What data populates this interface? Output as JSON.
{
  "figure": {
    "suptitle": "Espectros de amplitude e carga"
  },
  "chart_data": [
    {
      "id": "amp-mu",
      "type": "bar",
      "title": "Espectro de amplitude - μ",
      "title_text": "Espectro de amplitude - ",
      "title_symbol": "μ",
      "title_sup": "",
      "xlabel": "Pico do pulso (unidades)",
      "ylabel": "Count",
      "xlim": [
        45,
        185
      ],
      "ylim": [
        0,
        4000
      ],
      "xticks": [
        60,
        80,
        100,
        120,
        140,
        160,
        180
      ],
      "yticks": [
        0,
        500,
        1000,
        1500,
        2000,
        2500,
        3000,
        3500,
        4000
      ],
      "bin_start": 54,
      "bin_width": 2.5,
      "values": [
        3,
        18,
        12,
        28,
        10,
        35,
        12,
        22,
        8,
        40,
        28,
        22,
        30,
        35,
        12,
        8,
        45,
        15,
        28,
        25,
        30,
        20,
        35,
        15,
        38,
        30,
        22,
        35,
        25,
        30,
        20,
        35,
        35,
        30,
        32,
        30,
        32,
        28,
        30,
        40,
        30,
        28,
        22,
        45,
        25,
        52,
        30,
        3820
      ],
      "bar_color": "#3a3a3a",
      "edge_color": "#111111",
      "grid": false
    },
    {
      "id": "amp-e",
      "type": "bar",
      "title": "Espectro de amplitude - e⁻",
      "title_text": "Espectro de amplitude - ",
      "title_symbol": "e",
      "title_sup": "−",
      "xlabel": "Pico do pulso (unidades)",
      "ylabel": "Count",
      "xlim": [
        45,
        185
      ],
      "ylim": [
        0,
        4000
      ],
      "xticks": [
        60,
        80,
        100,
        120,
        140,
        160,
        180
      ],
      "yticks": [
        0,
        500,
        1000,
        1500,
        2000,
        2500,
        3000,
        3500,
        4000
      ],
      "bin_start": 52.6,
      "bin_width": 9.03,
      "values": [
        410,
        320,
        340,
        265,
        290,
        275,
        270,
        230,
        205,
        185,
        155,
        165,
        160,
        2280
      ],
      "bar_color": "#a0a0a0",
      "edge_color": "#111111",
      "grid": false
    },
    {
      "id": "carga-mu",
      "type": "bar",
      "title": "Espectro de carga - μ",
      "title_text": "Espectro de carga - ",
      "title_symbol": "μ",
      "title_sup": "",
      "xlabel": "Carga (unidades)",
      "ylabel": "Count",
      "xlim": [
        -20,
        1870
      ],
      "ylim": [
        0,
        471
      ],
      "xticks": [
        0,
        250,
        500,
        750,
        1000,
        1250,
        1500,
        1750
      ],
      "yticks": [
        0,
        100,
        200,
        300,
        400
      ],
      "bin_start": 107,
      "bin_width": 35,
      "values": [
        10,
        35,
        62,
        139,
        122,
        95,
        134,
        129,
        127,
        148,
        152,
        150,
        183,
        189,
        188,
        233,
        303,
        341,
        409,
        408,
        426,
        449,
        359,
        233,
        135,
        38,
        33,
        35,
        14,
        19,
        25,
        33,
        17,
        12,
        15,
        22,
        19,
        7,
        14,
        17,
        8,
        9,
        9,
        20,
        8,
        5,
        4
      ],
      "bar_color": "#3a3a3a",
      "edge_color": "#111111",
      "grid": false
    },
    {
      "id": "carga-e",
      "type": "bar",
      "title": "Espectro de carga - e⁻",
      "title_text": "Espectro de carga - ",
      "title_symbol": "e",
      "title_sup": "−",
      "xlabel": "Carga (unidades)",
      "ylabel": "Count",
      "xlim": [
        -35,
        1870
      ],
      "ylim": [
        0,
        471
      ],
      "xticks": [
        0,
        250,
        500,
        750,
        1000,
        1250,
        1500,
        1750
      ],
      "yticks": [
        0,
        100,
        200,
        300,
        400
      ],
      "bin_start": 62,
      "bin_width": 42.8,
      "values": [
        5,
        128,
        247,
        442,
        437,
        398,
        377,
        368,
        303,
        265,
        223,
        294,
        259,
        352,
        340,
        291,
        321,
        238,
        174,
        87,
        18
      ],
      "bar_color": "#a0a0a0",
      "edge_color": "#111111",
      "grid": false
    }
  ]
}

- [Stated problem]:
Make an exact copy of every line in the data.

- [Answer to the exercise]:
What data populates this interface? Output as JSON.
{
  "figure": {
    "suptitle": "Espectros de amplitude e carga"
  },
  "chart_data": [
    {
      "id": "amp-mu",
      "type": "bar",
      "title": "Espectro de amplitude - μ",
      "title_text": "Espectro de amplitude - ",
      "title_symbol": "μ",
      "title_sup": "",
      "xlabel": "Pico do pulso (unidades)",
      "ylabel": "Count",
      "xlim": [
        45,
        185
      ],
      "ylim": [
        0,
        4000
      ],
      "xticks": [
        60,
        80,
        100,
        120,
        140,
        160,
        180
      ],
      "yticks": [
        0,
        500,
        1000,
        1500,
        2000,
        2500,
        3000,
        3500,
        4000
      ],
      "bin_start": 54,
      "bin_width": 2.5,
      "values": [
        3,
        18,
        12,
        28,
        10,
        35,
        12,
        22,
        8,
        40,
        28,
        22,
        30,
        35,
        12,
        8,
        45,
        15,
        28,
        25,
        30,
        20,
        35,
        15,
        38,
        30,
        22,
        35,
        25,
        30,
        20,
        35,
        35,
        30,
        32,
        30,
        32,
        28,
        30,
        40,
        30,
        28,
        22,
        45,
        25,
        52,
        30,
        3820
      ],
      "bar_color": "#3a3a3a",
      "edge_color": "#111111",
      "grid": false
    },
    {
      "id": "amp-e",
      "type": "bar",
      "title": "Espectro de amplitude - e⁻",
      "title_text": "Espectro de amplitude - ",
      "title_symbol": "e",
      "title_sup": "−",
      "xlabel": "Pico do pulso (unidades)",
      "ylabel": "Count",
      "xlim": [
        45,
        185
      ],
      "ylim": [
        0,
        4000
      ],
      "xticks": [
        60,
        80,
        100,
        120,
        140,
        160,
        180
      ],
      "yticks": [
        0,
        500,
        1000,
        1500,
        2000,
        2500,
        3000,
        3500,
        4000
      ],
      "bin_start": 52.6,
      "bin_width": 9.03,
      "values": [
        410,
        320,
        340,
        265,
        290,
        275,
        270,
        230,
        205,
        185,
        155,
        165,
        160,
        2280
      ],
      "bar_color": "#a0a0a0",
      "edge_color": "#111111",
      "grid": false
    },
    {
      "id": "carga-mu",
      "type": "bar",
      "title": "Espectro de carga - μ",
      "title_text": "Espectro de carga - ",
      "title_symbol": "μ",
      "title_sup": "",
      "xlabel": "Carga (unidades)",
      "ylabel": "Count",
      "xlim": [
        -20,
        1870
      ],
      "ylim": [
        0,
        471
      ],
      "xticks": [
        0,
        250,
        500,
        750,
        1000,
        1250,
        1500,
        1750
      ],
      "yticks": [
        0,
        100,
        200,
        300,
        400
      ],
      "bin_start": 107,
      "bin_width": 35,
      "values": [
        10,
        35,
        62,
        139,
        122,
        95,
        134,
        129,
        127,
        148,
        152,
        150,
        183,
        189,
        188,
        233,
        303,
        341,
        409,
        408,
        426,
        449,
        359,
        233,
        135,
        38,
        33,
        35,
        14,
        19,
        25,
        33,
        17,
        12,
        15,
        22,
        19,
        7,
        14,
        17,
        8,
        9,
        9,
        20,
        8,
        5,
        4
      ],
      "bar_color": "#3a3a3a",
      "edge_color": "#111111",
      "grid": false
    },
    {
      "id": "carga-e",
      "type": "bar",
      "title": "Espectro de carga - e⁻",
      "title_text": "Espectro de carga - ",
      "title_symbol": "e",
      "title_sup": "−",
      "xlabel": "Carga (unidades)",
      "ylabel": "Count",
      "xlim": [
        -35,
        1870
      ],
      "ylim": [
        0,
        471
      ],
      "xticks": [
        0,
        250,
        500,
        750,
        1000,
        1250,
        1500,
        1750
      ],
      "yticks": [
        0,
        100,
        200,
        300,
        400
      ],
      "bin_start": 62,
      "bin_width": 42.8,
      "values": [
        5,
        128,
        247,
        442,
        437,
        398,
        377,
        368,
        303,
        265,
        223,
        294,
        259,
        352,
        340,
        291,
        321,
        238,
        174,
        87,
        18
      ],
      "bar_color": "#a0a0a0",
      "edge_color": "#111111",
      "grid": false
    }
  ]
}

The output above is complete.